[Given exercise] Give the number of lines containing "screenshot" in this listing, with no other words.

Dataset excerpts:
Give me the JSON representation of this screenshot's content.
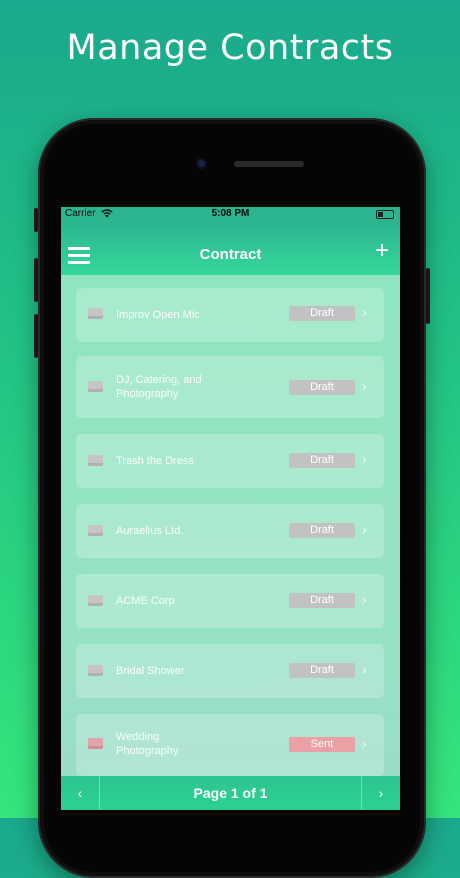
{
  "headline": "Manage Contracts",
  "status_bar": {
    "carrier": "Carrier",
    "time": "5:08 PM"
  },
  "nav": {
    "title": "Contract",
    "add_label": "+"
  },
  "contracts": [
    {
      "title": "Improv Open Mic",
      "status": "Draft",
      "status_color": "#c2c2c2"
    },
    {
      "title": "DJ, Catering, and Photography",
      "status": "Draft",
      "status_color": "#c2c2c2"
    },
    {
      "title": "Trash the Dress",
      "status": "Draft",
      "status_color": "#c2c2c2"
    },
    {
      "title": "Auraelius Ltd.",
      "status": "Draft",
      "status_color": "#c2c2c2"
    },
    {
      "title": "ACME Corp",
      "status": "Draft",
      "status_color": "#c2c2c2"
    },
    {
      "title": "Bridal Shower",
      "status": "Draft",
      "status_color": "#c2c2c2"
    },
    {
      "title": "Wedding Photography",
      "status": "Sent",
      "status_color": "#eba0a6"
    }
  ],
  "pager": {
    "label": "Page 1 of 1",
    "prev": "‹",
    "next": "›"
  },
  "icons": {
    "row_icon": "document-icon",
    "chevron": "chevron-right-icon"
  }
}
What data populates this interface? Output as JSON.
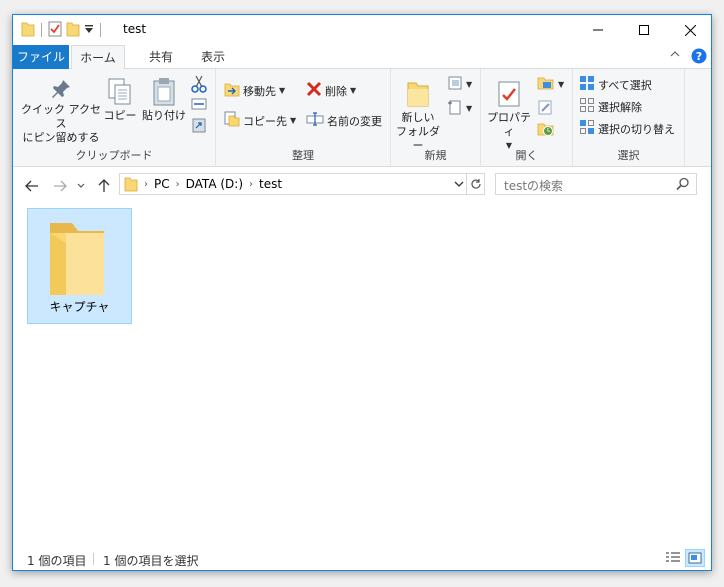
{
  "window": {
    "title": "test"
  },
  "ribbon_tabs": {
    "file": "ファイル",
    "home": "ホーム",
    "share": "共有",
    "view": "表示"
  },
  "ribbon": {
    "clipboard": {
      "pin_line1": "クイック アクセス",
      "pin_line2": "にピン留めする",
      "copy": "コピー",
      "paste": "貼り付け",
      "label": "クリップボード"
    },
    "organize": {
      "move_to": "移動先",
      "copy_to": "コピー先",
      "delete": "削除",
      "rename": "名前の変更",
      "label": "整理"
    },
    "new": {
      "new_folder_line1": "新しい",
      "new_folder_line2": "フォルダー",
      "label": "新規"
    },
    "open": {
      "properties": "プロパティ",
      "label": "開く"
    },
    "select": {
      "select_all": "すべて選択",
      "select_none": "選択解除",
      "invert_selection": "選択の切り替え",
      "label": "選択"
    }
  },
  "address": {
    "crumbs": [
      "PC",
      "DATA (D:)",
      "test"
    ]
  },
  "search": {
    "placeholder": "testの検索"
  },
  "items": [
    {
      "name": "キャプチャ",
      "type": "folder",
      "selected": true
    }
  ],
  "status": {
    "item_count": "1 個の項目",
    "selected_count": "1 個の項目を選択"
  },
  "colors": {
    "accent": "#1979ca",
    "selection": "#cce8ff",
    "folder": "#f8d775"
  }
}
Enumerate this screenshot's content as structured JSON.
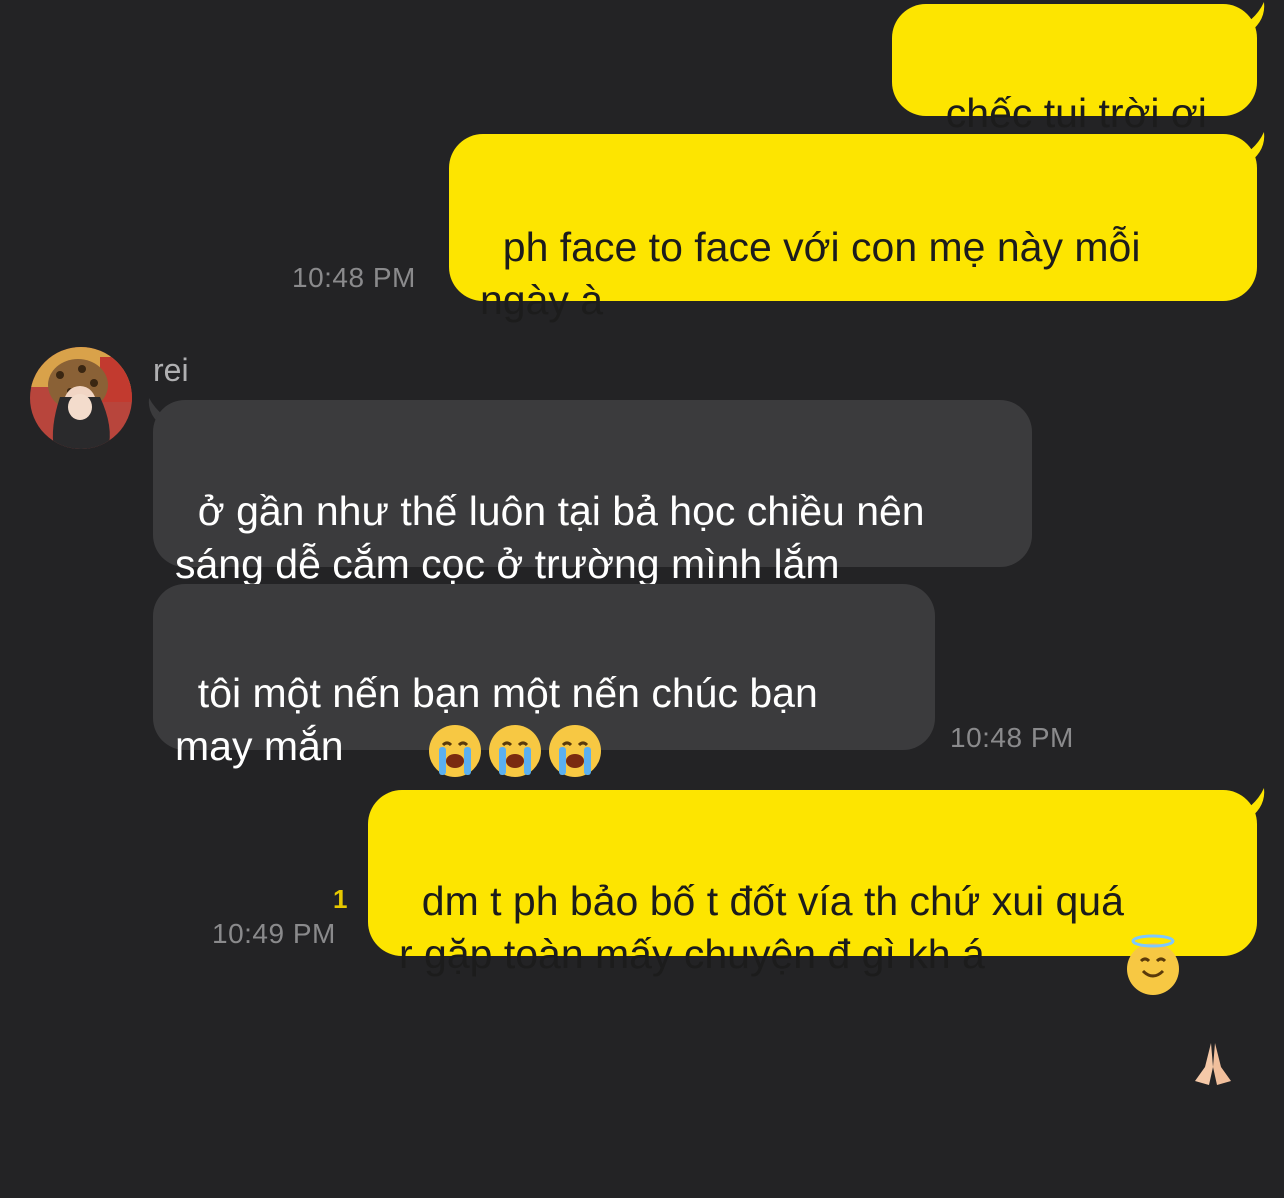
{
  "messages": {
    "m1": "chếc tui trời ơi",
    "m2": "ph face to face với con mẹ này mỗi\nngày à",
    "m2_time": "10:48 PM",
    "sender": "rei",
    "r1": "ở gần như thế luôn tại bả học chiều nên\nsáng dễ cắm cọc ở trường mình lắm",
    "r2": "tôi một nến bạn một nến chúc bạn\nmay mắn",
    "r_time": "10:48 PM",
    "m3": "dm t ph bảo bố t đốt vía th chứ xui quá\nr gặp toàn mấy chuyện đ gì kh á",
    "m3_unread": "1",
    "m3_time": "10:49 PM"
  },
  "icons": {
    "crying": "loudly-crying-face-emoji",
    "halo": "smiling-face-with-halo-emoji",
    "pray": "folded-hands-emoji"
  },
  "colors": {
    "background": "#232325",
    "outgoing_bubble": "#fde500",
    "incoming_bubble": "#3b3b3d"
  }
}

[Solution to the exercise] 2